▶ [Task brief]: Count every line in the entries that follow where the word "true" appears, then state only the total.

▶ [Record excerpts]:
--------------------------------------------------

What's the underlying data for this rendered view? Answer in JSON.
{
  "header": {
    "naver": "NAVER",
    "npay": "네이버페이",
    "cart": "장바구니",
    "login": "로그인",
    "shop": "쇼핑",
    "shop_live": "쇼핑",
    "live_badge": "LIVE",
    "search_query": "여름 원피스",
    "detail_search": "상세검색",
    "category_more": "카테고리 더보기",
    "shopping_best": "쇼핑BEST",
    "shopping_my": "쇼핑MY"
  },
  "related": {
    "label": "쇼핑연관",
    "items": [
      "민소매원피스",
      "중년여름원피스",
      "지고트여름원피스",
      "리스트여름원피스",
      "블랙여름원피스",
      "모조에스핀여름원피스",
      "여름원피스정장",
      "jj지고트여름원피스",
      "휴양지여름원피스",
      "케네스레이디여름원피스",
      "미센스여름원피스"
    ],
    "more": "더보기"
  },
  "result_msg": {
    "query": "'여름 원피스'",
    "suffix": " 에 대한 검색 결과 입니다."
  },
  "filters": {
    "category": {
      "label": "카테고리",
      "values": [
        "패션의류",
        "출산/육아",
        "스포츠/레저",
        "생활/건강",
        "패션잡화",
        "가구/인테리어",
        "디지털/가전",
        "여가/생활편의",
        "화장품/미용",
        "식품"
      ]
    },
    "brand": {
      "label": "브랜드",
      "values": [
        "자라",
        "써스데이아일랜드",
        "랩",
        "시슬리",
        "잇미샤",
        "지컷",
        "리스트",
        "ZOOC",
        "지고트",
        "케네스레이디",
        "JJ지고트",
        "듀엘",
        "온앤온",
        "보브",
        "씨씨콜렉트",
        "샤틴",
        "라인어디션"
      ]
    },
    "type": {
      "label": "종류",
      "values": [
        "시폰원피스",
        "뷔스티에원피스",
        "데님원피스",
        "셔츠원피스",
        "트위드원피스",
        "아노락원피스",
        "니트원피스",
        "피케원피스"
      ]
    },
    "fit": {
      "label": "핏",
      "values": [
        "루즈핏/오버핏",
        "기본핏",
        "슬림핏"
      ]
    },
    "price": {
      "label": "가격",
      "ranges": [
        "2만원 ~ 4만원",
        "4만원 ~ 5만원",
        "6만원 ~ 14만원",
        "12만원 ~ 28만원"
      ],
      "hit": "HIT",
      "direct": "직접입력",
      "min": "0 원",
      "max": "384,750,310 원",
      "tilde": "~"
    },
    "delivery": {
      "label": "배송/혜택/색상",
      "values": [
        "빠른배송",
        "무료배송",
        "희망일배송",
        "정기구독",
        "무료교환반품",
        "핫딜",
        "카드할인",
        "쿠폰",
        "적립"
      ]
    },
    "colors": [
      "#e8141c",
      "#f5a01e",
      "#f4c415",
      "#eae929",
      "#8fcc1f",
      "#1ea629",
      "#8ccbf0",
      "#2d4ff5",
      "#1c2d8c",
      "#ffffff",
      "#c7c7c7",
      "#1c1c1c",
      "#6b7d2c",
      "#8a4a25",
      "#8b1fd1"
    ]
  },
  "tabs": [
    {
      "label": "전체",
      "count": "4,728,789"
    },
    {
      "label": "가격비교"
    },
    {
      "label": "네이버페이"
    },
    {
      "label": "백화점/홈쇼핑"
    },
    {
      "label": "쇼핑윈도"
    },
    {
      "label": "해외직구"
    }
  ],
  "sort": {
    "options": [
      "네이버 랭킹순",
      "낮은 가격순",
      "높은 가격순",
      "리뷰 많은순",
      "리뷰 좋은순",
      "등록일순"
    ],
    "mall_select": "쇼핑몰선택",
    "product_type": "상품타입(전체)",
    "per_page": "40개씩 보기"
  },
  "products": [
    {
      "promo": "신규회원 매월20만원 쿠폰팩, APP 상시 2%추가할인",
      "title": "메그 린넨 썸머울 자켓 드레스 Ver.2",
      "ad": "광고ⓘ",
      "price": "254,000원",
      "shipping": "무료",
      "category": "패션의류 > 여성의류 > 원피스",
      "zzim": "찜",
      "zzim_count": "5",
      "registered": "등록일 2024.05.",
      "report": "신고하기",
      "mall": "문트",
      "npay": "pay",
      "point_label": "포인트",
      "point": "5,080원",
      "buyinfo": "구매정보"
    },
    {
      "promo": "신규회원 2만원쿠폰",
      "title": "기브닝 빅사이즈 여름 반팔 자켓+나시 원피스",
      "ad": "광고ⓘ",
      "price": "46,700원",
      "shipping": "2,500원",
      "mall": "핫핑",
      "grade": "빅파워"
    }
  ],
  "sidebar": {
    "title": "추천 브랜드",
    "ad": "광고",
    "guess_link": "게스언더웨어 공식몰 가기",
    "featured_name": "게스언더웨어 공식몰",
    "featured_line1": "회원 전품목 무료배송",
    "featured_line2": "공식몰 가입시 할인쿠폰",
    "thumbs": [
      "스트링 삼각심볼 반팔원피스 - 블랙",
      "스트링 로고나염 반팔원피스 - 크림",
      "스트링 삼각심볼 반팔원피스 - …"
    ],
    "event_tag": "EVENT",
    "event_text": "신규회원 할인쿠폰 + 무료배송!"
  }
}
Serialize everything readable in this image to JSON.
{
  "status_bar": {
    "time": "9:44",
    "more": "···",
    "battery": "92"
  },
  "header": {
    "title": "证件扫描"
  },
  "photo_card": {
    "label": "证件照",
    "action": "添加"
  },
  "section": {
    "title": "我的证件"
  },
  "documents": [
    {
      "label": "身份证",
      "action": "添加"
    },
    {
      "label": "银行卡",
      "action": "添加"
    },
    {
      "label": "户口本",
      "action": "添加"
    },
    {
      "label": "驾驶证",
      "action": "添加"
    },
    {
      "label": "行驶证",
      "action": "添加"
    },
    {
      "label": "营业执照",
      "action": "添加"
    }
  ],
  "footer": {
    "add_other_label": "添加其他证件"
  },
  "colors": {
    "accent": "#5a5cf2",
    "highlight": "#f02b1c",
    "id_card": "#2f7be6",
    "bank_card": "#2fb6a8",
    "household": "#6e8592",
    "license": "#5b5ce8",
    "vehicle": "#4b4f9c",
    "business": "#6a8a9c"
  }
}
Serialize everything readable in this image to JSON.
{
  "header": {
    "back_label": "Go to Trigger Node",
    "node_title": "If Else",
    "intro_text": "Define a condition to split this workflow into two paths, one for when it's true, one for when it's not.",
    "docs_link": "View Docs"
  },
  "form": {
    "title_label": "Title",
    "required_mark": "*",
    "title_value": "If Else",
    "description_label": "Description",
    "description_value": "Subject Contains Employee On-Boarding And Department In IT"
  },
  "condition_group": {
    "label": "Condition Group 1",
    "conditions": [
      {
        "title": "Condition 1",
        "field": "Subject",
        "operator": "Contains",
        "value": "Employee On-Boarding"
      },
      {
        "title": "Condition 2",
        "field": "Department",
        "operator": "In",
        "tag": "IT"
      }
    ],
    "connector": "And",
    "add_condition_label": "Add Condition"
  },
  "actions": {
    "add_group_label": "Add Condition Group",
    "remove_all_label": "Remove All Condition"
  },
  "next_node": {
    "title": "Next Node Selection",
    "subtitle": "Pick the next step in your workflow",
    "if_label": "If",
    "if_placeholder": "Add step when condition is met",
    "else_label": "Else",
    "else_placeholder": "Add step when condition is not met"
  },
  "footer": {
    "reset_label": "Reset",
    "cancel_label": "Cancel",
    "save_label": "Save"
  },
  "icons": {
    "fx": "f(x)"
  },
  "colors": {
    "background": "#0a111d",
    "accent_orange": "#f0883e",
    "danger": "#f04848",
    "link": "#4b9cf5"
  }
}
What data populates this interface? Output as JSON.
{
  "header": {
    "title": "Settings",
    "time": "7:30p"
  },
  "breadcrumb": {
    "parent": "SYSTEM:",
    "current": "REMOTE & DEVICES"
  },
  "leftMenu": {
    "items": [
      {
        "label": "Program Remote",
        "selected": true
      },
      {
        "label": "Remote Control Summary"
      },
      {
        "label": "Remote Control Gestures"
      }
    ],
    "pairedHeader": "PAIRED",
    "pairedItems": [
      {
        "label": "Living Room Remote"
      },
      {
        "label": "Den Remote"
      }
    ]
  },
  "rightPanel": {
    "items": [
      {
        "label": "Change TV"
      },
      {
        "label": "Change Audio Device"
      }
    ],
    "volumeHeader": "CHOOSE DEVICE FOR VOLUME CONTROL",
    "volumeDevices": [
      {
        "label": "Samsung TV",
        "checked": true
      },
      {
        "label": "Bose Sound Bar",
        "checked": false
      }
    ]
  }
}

--------------------------------------------------

▶ [Output for this exercise]: 3